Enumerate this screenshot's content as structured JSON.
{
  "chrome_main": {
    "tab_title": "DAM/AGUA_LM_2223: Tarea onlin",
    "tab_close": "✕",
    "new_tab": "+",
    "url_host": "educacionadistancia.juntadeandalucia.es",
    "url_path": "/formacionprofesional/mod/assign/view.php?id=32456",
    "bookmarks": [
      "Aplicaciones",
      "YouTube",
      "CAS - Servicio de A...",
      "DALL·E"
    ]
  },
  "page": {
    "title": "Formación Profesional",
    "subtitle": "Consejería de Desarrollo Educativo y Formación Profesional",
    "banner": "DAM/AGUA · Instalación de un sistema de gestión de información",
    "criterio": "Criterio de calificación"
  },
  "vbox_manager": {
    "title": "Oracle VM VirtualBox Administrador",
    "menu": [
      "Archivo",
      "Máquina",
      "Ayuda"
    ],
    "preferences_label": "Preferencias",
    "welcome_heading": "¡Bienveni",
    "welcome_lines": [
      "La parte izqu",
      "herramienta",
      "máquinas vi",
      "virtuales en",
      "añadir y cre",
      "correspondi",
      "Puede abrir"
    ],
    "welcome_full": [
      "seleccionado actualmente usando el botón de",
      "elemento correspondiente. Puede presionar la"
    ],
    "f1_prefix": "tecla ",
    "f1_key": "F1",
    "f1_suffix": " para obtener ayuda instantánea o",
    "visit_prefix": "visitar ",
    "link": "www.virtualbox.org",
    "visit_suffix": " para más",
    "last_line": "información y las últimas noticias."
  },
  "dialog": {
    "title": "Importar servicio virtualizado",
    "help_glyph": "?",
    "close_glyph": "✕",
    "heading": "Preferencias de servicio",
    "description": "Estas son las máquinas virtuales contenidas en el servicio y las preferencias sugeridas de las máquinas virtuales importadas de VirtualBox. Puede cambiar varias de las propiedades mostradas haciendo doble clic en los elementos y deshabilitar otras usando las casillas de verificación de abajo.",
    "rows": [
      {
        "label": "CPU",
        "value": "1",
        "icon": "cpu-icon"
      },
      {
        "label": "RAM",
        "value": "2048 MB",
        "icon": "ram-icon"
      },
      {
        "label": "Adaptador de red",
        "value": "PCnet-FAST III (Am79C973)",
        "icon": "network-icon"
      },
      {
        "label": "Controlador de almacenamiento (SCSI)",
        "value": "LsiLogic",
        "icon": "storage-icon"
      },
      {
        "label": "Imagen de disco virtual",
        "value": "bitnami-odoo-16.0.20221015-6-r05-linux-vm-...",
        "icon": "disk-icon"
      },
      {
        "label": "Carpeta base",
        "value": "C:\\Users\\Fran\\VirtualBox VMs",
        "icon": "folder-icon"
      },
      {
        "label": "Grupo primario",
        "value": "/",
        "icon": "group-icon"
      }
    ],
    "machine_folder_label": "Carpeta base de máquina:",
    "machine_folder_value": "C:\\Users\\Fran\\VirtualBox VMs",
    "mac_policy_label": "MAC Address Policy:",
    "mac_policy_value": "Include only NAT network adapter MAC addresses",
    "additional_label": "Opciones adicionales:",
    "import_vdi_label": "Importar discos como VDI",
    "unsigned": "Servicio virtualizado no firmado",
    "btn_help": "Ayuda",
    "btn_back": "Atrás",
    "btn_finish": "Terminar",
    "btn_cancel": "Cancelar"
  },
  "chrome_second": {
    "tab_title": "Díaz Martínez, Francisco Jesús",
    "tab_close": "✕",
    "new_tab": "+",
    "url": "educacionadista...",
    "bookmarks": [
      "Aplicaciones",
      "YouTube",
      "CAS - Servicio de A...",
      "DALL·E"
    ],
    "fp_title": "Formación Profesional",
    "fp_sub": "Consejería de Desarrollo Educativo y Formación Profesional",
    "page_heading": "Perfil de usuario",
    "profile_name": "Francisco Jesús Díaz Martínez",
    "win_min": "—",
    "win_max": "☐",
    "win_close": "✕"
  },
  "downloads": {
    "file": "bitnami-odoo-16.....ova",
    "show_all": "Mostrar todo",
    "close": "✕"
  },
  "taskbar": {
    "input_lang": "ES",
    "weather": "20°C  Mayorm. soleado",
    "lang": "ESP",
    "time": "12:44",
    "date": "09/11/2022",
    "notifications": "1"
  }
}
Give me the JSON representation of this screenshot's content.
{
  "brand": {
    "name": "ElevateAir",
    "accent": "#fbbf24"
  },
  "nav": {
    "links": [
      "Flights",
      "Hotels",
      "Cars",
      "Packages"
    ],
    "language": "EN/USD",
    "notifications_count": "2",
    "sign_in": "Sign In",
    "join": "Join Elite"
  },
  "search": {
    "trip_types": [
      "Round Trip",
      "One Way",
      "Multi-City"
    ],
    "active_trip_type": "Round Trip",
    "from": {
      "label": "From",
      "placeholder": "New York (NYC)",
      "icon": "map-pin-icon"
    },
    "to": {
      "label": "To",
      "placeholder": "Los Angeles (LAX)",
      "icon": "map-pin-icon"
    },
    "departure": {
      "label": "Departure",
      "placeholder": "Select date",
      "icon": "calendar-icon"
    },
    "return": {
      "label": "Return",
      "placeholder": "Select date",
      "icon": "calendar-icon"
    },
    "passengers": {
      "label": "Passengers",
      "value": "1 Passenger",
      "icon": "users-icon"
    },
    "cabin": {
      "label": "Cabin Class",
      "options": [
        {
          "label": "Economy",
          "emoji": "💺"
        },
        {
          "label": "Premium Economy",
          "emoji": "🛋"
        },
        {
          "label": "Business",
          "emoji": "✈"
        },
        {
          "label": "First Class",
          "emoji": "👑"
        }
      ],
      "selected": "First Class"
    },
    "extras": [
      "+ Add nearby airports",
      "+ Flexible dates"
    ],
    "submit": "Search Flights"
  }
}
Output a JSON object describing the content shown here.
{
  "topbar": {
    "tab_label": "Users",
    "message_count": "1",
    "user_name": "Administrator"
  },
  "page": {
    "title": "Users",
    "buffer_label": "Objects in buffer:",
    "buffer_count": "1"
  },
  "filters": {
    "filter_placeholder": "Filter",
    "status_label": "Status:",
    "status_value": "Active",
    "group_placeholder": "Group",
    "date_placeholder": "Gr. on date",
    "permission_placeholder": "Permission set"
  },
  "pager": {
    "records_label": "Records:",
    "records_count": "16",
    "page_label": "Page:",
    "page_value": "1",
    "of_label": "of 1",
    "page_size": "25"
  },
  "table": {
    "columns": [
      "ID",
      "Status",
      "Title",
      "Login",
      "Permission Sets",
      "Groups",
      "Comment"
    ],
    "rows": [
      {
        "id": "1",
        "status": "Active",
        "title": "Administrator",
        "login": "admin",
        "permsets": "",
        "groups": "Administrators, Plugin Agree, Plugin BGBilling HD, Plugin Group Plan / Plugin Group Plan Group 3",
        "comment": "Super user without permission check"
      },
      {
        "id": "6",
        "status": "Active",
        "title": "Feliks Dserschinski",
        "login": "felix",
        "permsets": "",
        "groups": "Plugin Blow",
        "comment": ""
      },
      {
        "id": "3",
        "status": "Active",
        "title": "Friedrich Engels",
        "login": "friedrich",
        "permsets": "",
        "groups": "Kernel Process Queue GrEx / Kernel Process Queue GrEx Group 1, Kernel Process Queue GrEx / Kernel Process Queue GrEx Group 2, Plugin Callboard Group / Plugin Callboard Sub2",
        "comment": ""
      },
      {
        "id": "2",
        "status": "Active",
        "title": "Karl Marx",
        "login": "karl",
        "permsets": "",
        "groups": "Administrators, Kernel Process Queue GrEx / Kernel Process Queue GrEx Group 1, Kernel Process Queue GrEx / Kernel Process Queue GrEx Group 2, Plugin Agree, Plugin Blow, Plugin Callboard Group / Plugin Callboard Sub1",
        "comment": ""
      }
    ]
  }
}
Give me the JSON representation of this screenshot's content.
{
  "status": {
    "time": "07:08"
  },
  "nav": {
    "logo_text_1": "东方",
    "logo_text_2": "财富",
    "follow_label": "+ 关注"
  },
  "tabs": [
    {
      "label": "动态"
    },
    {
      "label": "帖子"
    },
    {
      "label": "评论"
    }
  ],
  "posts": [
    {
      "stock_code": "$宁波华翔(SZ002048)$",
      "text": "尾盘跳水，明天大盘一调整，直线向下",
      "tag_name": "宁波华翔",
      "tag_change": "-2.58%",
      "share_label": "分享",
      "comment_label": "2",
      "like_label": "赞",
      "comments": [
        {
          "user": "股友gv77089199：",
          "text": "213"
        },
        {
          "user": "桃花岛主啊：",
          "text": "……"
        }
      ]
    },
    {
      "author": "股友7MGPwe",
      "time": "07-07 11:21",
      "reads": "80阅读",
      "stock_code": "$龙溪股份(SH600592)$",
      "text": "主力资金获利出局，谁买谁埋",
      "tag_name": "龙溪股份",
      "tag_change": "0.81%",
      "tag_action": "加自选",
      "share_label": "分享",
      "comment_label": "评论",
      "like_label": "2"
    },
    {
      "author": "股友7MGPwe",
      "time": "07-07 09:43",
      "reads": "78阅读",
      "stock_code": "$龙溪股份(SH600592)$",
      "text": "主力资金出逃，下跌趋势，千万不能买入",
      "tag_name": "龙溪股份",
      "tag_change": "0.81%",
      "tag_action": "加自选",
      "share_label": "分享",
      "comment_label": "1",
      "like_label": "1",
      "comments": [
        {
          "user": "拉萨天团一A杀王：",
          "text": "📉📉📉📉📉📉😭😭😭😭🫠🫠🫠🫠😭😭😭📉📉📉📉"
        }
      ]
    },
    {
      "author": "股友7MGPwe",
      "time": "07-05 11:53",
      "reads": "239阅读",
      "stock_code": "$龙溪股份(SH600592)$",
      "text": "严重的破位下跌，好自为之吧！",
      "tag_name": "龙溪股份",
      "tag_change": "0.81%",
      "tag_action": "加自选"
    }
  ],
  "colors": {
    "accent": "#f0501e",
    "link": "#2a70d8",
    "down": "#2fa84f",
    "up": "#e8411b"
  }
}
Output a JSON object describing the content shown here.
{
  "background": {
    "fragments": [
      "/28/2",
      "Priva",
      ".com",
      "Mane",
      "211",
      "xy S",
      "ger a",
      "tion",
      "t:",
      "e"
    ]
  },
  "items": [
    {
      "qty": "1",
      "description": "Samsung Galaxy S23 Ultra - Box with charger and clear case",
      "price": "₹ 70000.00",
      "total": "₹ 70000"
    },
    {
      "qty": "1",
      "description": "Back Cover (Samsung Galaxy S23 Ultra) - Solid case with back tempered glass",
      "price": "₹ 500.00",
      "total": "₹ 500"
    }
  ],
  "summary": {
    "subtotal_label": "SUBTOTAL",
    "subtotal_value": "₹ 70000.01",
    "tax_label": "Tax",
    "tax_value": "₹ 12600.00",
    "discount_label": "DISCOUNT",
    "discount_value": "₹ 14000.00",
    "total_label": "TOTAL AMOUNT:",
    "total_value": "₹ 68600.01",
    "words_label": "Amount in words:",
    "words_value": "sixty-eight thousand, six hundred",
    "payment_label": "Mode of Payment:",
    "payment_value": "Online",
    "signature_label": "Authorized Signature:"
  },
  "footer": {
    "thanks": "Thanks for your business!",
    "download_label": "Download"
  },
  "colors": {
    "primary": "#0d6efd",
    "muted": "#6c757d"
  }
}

+--

## WHAT YOU WILL DO
Search the entries for the word "Callboard", then list each line that holds it.

## RESPONSE
        "groups": "Kernel Process Queue GrEx / Kernel Process Queue GrEx Group 1, Kernel Process Queue GrEx / Kernel Process Queue GrEx Group 2, Plugin Callboard Group / Plugin Callboard Sub2",
        "groups": "Administrators, Kernel Process Queue GrEx / Kernel Process Queue GrEx Group 1, Kernel Process Queue GrEx / Kernel Process Queue GrEx Group 2, Plugin Agree, Plugin Blow, Plugin Callboard Group / Plugin Callboard Sub1",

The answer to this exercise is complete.